## To do
How many lines of the records hold the string "digolongkan"? Reply with the number alone.

* Start Data in this exercise *

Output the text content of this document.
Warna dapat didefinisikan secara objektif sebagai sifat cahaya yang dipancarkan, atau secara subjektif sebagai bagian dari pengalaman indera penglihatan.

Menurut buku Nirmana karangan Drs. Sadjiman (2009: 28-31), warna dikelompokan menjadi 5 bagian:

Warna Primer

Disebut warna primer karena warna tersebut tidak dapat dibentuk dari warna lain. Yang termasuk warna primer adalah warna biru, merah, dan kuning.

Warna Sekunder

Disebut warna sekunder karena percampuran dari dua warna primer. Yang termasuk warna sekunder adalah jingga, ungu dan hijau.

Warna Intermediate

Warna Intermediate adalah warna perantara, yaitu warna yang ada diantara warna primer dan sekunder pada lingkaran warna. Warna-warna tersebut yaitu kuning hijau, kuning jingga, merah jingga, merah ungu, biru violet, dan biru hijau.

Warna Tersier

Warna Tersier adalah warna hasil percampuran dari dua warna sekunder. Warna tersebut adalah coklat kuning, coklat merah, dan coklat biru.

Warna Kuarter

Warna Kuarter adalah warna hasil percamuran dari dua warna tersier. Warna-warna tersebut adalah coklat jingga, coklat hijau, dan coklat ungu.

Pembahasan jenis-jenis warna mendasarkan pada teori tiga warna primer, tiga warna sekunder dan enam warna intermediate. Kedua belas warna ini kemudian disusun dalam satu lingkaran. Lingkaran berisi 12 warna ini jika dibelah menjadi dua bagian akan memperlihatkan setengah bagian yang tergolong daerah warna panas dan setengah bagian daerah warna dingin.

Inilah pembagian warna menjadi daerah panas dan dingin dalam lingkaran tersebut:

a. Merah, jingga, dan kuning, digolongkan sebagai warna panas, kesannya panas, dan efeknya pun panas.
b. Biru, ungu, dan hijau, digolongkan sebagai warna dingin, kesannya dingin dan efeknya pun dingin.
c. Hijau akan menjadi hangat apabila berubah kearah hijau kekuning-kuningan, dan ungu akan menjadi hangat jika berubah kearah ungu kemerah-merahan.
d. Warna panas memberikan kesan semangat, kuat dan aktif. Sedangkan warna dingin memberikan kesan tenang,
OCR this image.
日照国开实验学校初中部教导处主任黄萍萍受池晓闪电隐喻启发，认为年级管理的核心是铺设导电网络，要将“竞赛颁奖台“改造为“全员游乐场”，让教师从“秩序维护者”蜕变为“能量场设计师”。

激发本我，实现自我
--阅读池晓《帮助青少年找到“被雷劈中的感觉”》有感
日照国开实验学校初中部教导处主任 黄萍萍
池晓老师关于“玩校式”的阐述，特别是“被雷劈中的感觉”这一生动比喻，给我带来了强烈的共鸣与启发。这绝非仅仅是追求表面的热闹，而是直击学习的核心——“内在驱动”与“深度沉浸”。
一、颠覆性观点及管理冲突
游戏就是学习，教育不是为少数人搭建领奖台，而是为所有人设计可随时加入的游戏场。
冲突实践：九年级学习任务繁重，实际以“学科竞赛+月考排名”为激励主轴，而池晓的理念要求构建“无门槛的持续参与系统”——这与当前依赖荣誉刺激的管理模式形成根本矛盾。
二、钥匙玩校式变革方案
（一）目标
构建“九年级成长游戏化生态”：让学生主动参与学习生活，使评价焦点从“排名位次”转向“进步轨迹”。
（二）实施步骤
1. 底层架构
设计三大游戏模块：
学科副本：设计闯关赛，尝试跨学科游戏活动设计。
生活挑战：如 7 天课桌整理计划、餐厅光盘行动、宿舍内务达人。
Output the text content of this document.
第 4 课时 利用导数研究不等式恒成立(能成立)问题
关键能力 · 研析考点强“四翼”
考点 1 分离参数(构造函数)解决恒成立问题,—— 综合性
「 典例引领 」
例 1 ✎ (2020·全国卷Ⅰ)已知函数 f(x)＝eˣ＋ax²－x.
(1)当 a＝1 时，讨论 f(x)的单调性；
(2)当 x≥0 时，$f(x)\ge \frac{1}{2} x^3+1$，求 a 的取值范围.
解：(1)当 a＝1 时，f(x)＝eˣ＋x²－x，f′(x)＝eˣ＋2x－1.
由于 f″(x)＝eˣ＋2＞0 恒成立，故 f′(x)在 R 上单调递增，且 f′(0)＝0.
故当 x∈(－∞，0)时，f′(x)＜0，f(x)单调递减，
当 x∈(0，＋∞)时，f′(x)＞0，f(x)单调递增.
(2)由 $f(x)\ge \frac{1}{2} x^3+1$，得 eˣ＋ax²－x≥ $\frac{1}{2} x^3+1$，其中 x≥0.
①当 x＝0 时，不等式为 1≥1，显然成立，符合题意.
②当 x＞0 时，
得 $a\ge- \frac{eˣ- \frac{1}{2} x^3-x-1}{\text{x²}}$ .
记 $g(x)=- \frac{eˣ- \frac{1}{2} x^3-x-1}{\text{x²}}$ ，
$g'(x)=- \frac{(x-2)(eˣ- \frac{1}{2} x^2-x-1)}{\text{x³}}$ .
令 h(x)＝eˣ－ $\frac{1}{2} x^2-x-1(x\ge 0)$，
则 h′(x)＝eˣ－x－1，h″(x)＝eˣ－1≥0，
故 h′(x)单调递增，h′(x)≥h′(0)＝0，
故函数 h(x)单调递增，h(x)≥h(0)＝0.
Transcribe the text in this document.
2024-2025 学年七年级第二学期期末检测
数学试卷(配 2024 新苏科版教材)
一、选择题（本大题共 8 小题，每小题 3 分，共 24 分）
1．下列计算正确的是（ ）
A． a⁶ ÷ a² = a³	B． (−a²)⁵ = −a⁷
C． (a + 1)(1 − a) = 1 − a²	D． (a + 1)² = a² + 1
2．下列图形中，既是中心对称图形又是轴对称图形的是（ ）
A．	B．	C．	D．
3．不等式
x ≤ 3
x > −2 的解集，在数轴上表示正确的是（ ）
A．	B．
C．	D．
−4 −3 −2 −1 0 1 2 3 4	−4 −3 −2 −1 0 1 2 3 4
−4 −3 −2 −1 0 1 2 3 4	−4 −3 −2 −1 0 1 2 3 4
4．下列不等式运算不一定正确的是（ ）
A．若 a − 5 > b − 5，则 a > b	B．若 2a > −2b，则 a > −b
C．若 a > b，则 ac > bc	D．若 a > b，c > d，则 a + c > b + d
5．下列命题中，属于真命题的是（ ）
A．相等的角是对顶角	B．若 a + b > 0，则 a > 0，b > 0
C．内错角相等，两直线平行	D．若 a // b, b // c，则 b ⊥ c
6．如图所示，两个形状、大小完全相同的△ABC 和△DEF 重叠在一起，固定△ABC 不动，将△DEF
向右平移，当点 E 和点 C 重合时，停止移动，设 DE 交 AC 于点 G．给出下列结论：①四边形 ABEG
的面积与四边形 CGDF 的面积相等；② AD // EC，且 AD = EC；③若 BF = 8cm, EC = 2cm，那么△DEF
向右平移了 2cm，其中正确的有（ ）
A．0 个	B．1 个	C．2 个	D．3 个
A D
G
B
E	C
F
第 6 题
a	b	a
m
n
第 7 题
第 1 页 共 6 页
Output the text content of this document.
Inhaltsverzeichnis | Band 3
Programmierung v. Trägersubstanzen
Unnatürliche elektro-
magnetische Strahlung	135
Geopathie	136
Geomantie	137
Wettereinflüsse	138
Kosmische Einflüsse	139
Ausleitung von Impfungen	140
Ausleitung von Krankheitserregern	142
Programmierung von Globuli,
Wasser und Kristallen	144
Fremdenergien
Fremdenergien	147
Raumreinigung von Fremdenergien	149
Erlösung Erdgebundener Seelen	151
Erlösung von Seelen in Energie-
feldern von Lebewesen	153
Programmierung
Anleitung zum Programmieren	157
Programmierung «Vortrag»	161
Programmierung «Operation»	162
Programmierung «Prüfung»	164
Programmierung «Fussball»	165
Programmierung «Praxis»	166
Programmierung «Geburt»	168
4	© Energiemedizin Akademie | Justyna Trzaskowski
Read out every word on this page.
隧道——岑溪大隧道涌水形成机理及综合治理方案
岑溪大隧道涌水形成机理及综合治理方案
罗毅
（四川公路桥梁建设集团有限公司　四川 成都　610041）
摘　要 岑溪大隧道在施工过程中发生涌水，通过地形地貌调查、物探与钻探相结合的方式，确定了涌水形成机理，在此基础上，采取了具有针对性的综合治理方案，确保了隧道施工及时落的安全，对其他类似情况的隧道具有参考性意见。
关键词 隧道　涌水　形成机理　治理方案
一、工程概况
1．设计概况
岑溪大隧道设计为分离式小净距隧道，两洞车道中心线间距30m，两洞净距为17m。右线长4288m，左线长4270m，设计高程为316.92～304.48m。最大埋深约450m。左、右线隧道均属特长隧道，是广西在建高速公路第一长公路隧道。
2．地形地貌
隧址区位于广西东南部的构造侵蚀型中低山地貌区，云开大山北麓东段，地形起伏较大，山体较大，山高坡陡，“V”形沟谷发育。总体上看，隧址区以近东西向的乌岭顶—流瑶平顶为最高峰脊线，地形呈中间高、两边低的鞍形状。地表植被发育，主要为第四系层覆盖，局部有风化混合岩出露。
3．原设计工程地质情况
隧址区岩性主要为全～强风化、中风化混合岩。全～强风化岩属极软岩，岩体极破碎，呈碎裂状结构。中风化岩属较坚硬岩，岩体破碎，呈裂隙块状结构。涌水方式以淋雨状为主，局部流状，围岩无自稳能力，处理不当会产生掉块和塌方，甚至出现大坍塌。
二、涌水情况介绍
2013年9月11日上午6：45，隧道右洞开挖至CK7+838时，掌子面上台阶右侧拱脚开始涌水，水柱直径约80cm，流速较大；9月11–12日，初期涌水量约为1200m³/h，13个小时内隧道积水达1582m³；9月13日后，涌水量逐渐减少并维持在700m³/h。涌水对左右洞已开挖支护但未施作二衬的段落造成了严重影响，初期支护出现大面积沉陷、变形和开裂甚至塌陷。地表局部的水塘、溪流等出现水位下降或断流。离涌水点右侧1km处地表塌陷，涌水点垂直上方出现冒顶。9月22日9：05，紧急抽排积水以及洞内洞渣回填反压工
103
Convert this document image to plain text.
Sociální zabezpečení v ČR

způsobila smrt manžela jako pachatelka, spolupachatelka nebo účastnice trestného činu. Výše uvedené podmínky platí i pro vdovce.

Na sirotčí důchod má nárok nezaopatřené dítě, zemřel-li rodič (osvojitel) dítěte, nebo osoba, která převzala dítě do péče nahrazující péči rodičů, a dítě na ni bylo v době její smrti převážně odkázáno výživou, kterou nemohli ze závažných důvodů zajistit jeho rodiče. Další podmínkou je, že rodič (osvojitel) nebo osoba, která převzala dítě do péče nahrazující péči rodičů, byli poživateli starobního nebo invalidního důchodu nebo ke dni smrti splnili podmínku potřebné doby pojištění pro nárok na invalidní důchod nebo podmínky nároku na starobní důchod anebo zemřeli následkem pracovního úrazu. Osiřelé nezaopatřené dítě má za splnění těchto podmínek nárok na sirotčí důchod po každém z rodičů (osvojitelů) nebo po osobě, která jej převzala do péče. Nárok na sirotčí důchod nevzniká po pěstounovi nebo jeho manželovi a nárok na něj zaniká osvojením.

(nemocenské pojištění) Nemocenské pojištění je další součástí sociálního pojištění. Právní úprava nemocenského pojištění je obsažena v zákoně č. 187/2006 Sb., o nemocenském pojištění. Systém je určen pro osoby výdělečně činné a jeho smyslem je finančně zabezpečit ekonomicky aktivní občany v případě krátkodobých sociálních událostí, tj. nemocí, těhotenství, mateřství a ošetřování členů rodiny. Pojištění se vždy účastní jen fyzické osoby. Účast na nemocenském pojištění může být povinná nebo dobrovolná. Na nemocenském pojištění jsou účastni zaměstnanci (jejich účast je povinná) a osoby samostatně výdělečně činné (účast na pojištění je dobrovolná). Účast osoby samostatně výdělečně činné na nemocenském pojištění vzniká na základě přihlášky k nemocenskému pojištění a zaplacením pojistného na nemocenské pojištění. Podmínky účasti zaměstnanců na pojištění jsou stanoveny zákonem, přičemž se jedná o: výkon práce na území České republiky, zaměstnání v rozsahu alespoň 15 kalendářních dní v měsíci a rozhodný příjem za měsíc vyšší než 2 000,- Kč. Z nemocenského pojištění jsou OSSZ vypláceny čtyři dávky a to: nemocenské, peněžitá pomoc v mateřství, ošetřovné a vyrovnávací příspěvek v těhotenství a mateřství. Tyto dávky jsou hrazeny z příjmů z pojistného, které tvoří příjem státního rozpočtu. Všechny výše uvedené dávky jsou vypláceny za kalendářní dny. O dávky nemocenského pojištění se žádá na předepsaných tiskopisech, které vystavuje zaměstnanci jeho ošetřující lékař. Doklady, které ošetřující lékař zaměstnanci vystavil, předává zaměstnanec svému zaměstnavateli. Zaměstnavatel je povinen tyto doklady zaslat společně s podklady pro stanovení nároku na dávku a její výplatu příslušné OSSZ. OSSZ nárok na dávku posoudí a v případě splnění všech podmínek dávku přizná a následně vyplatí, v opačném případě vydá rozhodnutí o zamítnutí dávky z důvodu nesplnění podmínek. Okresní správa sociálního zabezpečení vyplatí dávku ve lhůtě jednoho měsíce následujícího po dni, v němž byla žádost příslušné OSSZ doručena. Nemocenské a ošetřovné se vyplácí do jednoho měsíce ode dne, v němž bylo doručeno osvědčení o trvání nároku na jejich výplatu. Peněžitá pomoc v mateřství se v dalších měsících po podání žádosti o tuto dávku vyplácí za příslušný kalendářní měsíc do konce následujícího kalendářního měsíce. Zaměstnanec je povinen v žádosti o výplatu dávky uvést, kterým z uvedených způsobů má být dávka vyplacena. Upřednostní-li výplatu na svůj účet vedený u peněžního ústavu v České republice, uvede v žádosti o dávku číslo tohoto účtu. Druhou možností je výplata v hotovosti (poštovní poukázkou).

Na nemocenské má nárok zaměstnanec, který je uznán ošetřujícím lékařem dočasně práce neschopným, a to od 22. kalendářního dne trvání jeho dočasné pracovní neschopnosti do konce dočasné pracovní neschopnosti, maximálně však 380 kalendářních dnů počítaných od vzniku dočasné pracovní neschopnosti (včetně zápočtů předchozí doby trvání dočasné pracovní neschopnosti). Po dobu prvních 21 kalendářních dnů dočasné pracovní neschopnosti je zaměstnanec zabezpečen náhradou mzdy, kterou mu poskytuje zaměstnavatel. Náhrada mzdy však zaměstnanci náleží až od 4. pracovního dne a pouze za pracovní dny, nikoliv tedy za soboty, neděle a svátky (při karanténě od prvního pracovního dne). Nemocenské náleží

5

* End Data in this exercise *

## Response to this exercise
2